**WHAT THE TASK ASKS**
Using the records below, report how many lines hold "background", with no extra text.

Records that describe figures

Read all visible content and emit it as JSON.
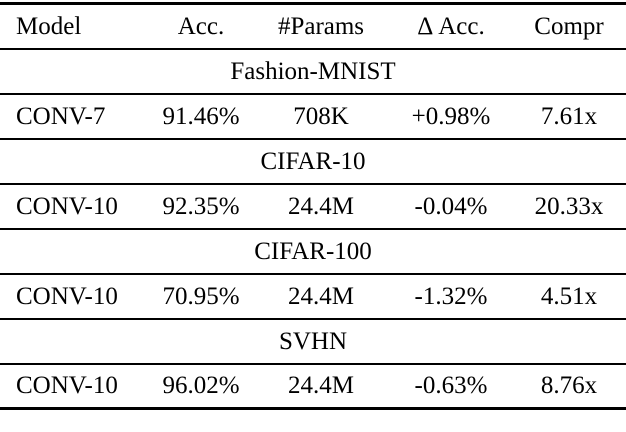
{
  "table": {
    "columns": [
      "Model",
      "Acc.",
      "#Params",
      "Δ Acc.",
      "Compr"
    ],
    "sections": [
      {
        "title": "Fashion-MNIST",
        "rows": [
          [
            "CONV-7",
            "91.46%",
            "708K",
            "+0.98%",
            "7.61x"
          ]
        ]
      },
      {
        "title": "CIFAR-10",
        "rows": [
          [
            "CONV-10",
            "92.35%",
            "24.4M",
            "-0.04%",
            "20.33x"
          ]
        ]
      },
      {
        "title": "CIFAR-100",
        "rows": [
          [
            "CONV-10",
            "70.95%",
            "24.4M",
            "-1.32%",
            "4.51x"
          ]
        ]
      },
      {
        "title": "SVHN",
        "rows": [
          [
            "CONV-10",
            "96.02%",
            "24.4M",
            "-0.63%",
            "8.76x"
          ]
        ]
      }
    ]
  },
  "colors": {
    "text": "#000000",
    "background": "#ffffff",
    "rule": "#000000"
  }
}
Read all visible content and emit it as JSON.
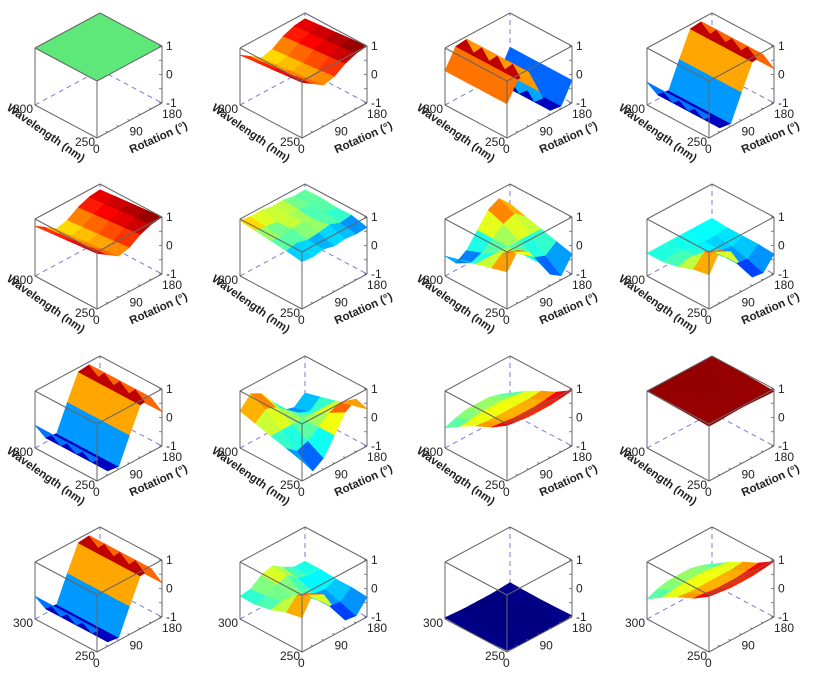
{
  "chart_data": {
    "type": "surface-grid",
    "layout": {
      "rows": 4,
      "cols": 4
    },
    "colormap": "jet",
    "axes": {
      "x": {
        "label": "Rotation (°)",
        "ticks": [
          0,
          90,
          180
        ],
        "range": [
          0,
          180
        ]
      },
      "y": {
        "label": "Wavelength (nm)",
        "ticks": [
          250,
          300
        ],
        "range": [
          250,
          300
        ]
      },
      "z": {
        "label": "",
        "ticks": [
          -1,
          0,
          1
        ],
        "range": [
          -1,
          1
        ]
      }
    },
    "grid_sampling": {
      "rotation": [
        0,
        30,
        60,
        90,
        120,
        150,
        180
      ],
      "wavelength": [
        250,
        262.5,
        275,
        287.5,
        300
      ]
    },
    "panels": [
      {
        "id": 1,
        "row": 1,
        "col": 1,
        "show_axis_titles": true,
        "fixed_color": "#5fe87a",
        "description": "flat surface at z=1",
        "z": [
          [
            1,
            1,
            1,
            1,
            1,
            1,
            1
          ],
          [
            1,
            1,
            1,
            1,
            1,
            1,
            1
          ],
          [
            1,
            1,
            1,
            1,
            1,
            1,
            1
          ],
          [
            1,
            1,
            1,
            1,
            1,
            1,
            1
          ],
          [
            1,
            1,
            1,
            1,
            1,
            1,
            1
          ]
        ]
      },
      {
        "id": 2,
        "row": 1,
        "col": 2,
        "show_axis_titles": true,
        "description": "smooth low-amplitude surface, red/yellow/green",
        "z": [
          [
            0.95,
            0.7,
            0.45,
            0.55,
            0.8,
            0.95,
            1.0
          ],
          [
            0.9,
            0.65,
            0.4,
            0.5,
            0.75,
            0.9,
            0.95
          ],
          [
            0.85,
            0.6,
            0.35,
            0.45,
            0.7,
            0.85,
            0.9
          ],
          [
            0.8,
            0.55,
            0.3,
            0.4,
            0.65,
            0.8,
            0.85
          ],
          [
            0.75,
            0.5,
            0.25,
            0.35,
            0.6,
            0.75,
            0.8
          ]
        ]
      },
      {
        "id": 3,
        "row": 1,
        "col": 3,
        "show_axis_titles": true,
        "description": "stripes along wavelength: red peak ~45°, blue trough ~135°",
        "z": [
          [
            0.2,
            0.85,
            0.9,
            0.0,
            -0.85,
            -0.9,
            -0.2
          ],
          [
            0.2,
            0.85,
            0.9,
            0.0,
            -0.85,
            -0.9,
            -0.2
          ],
          [
            0.2,
            0.85,
            0.9,
            0.0,
            -0.85,
            -0.9,
            -0.2
          ],
          [
            0.2,
            0.85,
            0.9,
            0.0,
            -0.85,
            -0.9,
            -0.2
          ],
          [
            0.2,
            0.85,
            0.9,
            0.0,
            -0.85,
            -0.9,
            -0.2
          ]
        ]
      },
      {
        "id": 4,
        "row": 1,
        "col": 4,
        "show_axis_titles": true,
        "description": "stripes: blue trough ~45°, red peak ~135°",
        "z": [
          [
            -0.2,
            -0.85,
            -0.9,
            0.0,
            0.85,
            0.9,
            0.2
          ],
          [
            -0.2,
            -0.85,
            -0.9,
            0.0,
            0.85,
            0.9,
            0.2
          ],
          [
            -0.2,
            -0.85,
            -0.9,
            0.0,
            0.85,
            0.9,
            0.2
          ],
          [
            -0.2,
            -0.85,
            -0.9,
            0.0,
            0.85,
            0.9,
            0.2
          ],
          [
            -0.2,
            -0.85,
            -0.9,
            0.0,
            0.85,
            0.9,
            0.2
          ]
        ]
      },
      {
        "id": 5,
        "row": 2,
        "col": 1,
        "show_axis_titles": true,
        "description": "smooth low-amplitude surface, red/yellow/green",
        "z": [
          [
            0.95,
            0.7,
            0.45,
            0.55,
            0.8,
            0.95,
            1.0
          ],
          [
            0.9,
            0.65,
            0.4,
            0.5,
            0.75,
            0.9,
            0.95
          ],
          [
            0.85,
            0.6,
            0.35,
            0.45,
            0.7,
            0.85,
            0.9
          ],
          [
            0.8,
            0.55,
            0.3,
            0.4,
            0.65,
            0.8,
            0.85
          ],
          [
            0.75,
            0.5,
            0.25,
            0.35,
            0.6,
            0.75,
            0.8
          ]
        ]
      },
      {
        "id": 6,
        "row": 2,
        "col": 2,
        "show_axis_titles": true,
        "z_offset": 1.0,
        "description": "noisy surface near z=1, mostly cyan with yellow/orange patches and blue at front",
        "z": [
          [
            -0.55,
            -0.7,
            -0.4,
            -0.8,
            -0.6,
            -0.75,
            -0.65
          ],
          [
            -0.2,
            0.1,
            -0.3,
            -0.1,
            0.2,
            -0.35,
            -0.1
          ],
          [
            0.05,
            -0.25,
            0.15,
            0.3,
            -0.2,
            0.0,
            -0.15
          ],
          [
            0.3,
            0.1,
            -0.1,
            0.2,
            0.0,
            -0.2,
            0.05
          ],
          [
            0.55,
            0.35,
            0.4,
            0.1,
            0.2,
            -0.1,
            0.0
          ]
        ]
      },
      {
        "id": 7,
        "row": 2,
        "col": 3,
        "show_axis_titles": true,
        "description": "quadrant pattern: red front-left, blue front-right, blue back-left, orange back-right",
        "z": [
          [
            0.3,
            0.85,
            0.6,
            0.0,
            -0.6,
            -0.85,
            -0.3
          ],
          [
            0.15,
            0.45,
            0.3,
            0.0,
            -0.3,
            -0.45,
            -0.15
          ],
          [
            0.0,
            0.0,
            0.0,
            0.0,
            0.0,
            0.0,
            0.0
          ],
          [
            -0.15,
            -0.45,
            -0.3,
            0.0,
            0.3,
            0.45,
            0.15
          ],
          [
            -0.3,
            -0.75,
            -0.5,
            0.0,
            0.5,
            0.7,
            0.3
          ]
        ]
      },
      {
        "id": 8,
        "row": 2,
        "col": 4,
        "show_axis_titles": true,
        "description": "red front-left, blue front-right, cyan background",
        "z": [
          [
            0.2,
            0.85,
            0.6,
            -0.1,
            -0.7,
            -0.75,
            -0.3
          ],
          [
            0.1,
            0.5,
            0.3,
            -0.1,
            -0.5,
            -0.55,
            -0.25
          ],
          [
            -0.1,
            0.0,
            -0.1,
            -0.2,
            -0.35,
            -0.4,
            -0.25
          ],
          [
            -0.2,
            -0.15,
            -0.2,
            -0.25,
            -0.3,
            -0.3,
            -0.25
          ],
          [
            -0.2,
            -0.2,
            -0.2,
            -0.2,
            -0.2,
            -0.2,
            -0.2
          ]
        ]
      },
      {
        "id": 9,
        "row": 3,
        "col": 1,
        "show_axis_titles": true,
        "description": "stripes: blue trough ~45°, red peak ~135°",
        "z": [
          [
            -0.2,
            -0.85,
            -0.9,
            0.0,
            0.85,
            0.9,
            0.2
          ],
          [
            -0.2,
            -0.85,
            -0.9,
            0.0,
            0.85,
            0.9,
            0.2
          ],
          [
            -0.2,
            -0.85,
            -0.9,
            0.0,
            0.85,
            0.9,
            0.2
          ],
          [
            -0.2,
            -0.85,
            -0.9,
            0.0,
            0.85,
            0.9,
            0.2
          ],
          [
            -0.2,
            -0.85,
            -0.9,
            0.0,
            0.85,
            0.9,
            0.2
          ]
        ]
      },
      {
        "id": 10,
        "row": 3,
        "col": 2,
        "show_axis_titles": true,
        "description": "quadrant pattern: blue front-left, red front-right, orange back-left, blue back-right",
        "z": [
          [
            -0.3,
            -0.85,
            -0.6,
            0.0,
            0.6,
            0.85,
            0.3
          ],
          [
            -0.15,
            -0.45,
            -0.3,
            0.0,
            0.3,
            0.45,
            0.15
          ],
          [
            0.0,
            0.0,
            0.0,
            0.0,
            0.0,
            0.0,
            0.0
          ],
          [
            0.15,
            0.45,
            0.3,
            0.0,
            -0.3,
            -0.45,
            -0.15
          ],
          [
            0.3,
            0.7,
            0.5,
            0.0,
            -0.5,
            -0.6,
            -0.3
          ]
        ]
      },
      {
        "id": 11,
        "row": 3,
        "col": 3,
        "show_axis_titles": true,
        "description": "smooth dome, red at front edge (250 nm), cyan at back (300 nm), yellow center",
        "z": [
          [
            0.95,
            0.9,
            0.85,
            0.85,
            0.85,
            0.9,
            0.95
          ],
          [
            0.6,
            0.55,
            0.5,
            0.5,
            0.5,
            0.55,
            0.6
          ],
          [
            0.35,
            0.3,
            0.3,
            0.3,
            0.3,
            0.3,
            0.35
          ],
          [
            0.05,
            0.1,
            0.15,
            0.15,
            0.15,
            0.1,
            0.05
          ],
          [
            -0.3,
            -0.15,
            -0.05,
            -0.05,
            -0.05,
            -0.15,
            -0.3
          ]
        ]
      },
      {
        "id": 12,
        "row": 3,
        "col": 4,
        "show_axis_titles": true,
        "description": "flat dark-red surface near z=1",
        "z": [
          [
            0.92,
            0.93,
            0.95,
            0.96,
            0.95,
            0.93,
            0.92
          ],
          [
            0.95,
            0.96,
            0.97,
            0.98,
            0.97,
            0.96,
            0.95
          ],
          [
            0.97,
            0.98,
            0.99,
            1.0,
            0.99,
            0.98,
            0.97
          ],
          [
            0.98,
            0.99,
            1.0,
            1.0,
            1.0,
            0.99,
            0.98
          ],
          [
            1.0,
            1.0,
            1.0,
            1.0,
            1.0,
            1.0,
            1.0
          ]
        ]
      },
      {
        "id": 13,
        "row": 4,
        "col": 1,
        "show_axis_titles": false,
        "description": "stripes: blue trough ~45°, red peak ~135°",
        "z": [
          [
            -0.2,
            -0.85,
            -0.9,
            0.0,
            0.85,
            0.9,
            0.2
          ],
          [
            -0.2,
            -0.85,
            -0.9,
            0.0,
            0.85,
            0.9,
            0.2
          ],
          [
            -0.2,
            -0.85,
            -0.9,
            0.0,
            0.85,
            0.9,
            0.2
          ],
          [
            -0.2,
            -0.85,
            -0.9,
            0.0,
            0.85,
            0.9,
            0.2
          ],
          [
            -0.2,
            -0.85,
            -0.9,
            0.0,
            0.85,
            0.9,
            0.2
          ]
        ]
      },
      {
        "id": 14,
        "row": 4,
        "col": 2,
        "show_axis_titles": false,
        "description": "red front-left, blue front-right, cyan/yellow background",
        "z": [
          [
            0.2,
            0.85,
            0.6,
            -0.1,
            -0.7,
            -0.75,
            -0.3
          ],
          [
            0.1,
            0.5,
            0.3,
            -0.1,
            -0.5,
            -0.55,
            -0.25
          ],
          [
            -0.1,
            0.0,
            -0.1,
            -0.2,
            -0.35,
            -0.4,
            -0.25
          ],
          [
            -0.2,
            -0.1,
            0.1,
            0.2,
            -0.1,
            -0.2,
            -0.2
          ],
          [
            -0.2,
            -0.15,
            0.15,
            0.25,
            0.0,
            -0.2,
            -0.2
          ]
        ]
      },
      {
        "id": 15,
        "row": 4,
        "col": 3,
        "show_axis_titles": false,
        "description": "flat blue surface near z=-1",
        "z": [
          [
            -0.95,
            -0.98,
            -1.0,
            -1.0,
            -1.0,
            -0.98,
            -0.95
          ],
          [
            -0.97,
            -1.0,
            -1.0,
            -1.0,
            -1.0,
            -1.0,
            -0.97
          ],
          [
            -0.98,
            -1.0,
            -1.0,
            -1.0,
            -1.0,
            -1.0,
            -0.98
          ],
          [
            -0.97,
            -1.0,
            -1.0,
            -1.0,
            -1.0,
            -1.0,
            -0.97
          ],
          [
            -0.95,
            -0.98,
            -1.0,
            -1.0,
            -1.0,
            -0.98,
            -0.95
          ]
        ]
      },
      {
        "id": 16,
        "row": 4,
        "col": 4,
        "show_axis_titles": false,
        "description": "smooth dome, red at front edge, cyan at back, yellow center",
        "z": [
          [
            0.95,
            0.9,
            0.85,
            0.85,
            0.85,
            0.9,
            0.95
          ],
          [
            0.6,
            0.55,
            0.5,
            0.5,
            0.5,
            0.55,
            0.6
          ],
          [
            0.35,
            0.3,
            0.3,
            0.3,
            0.3,
            0.3,
            0.35
          ],
          [
            0.05,
            0.1,
            0.15,
            0.15,
            0.15,
            0.1,
            0.05
          ],
          [
            -0.3,
            -0.15,
            -0.05,
            -0.05,
            -0.05,
            -0.15,
            -0.3
          ]
        ]
      }
    ]
  },
  "labels": {
    "rotation_axis": "Rotation (°)",
    "wavelength_axis": "Wavelength (nm)",
    "rot_ticks": [
      "0",
      "90",
      "180"
    ],
    "wl_ticks": [
      "250",
      "300"
    ],
    "z_ticks": [
      "1",
      "0",
      "-1"
    ]
  }
}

**FINISHED ANSWER**
3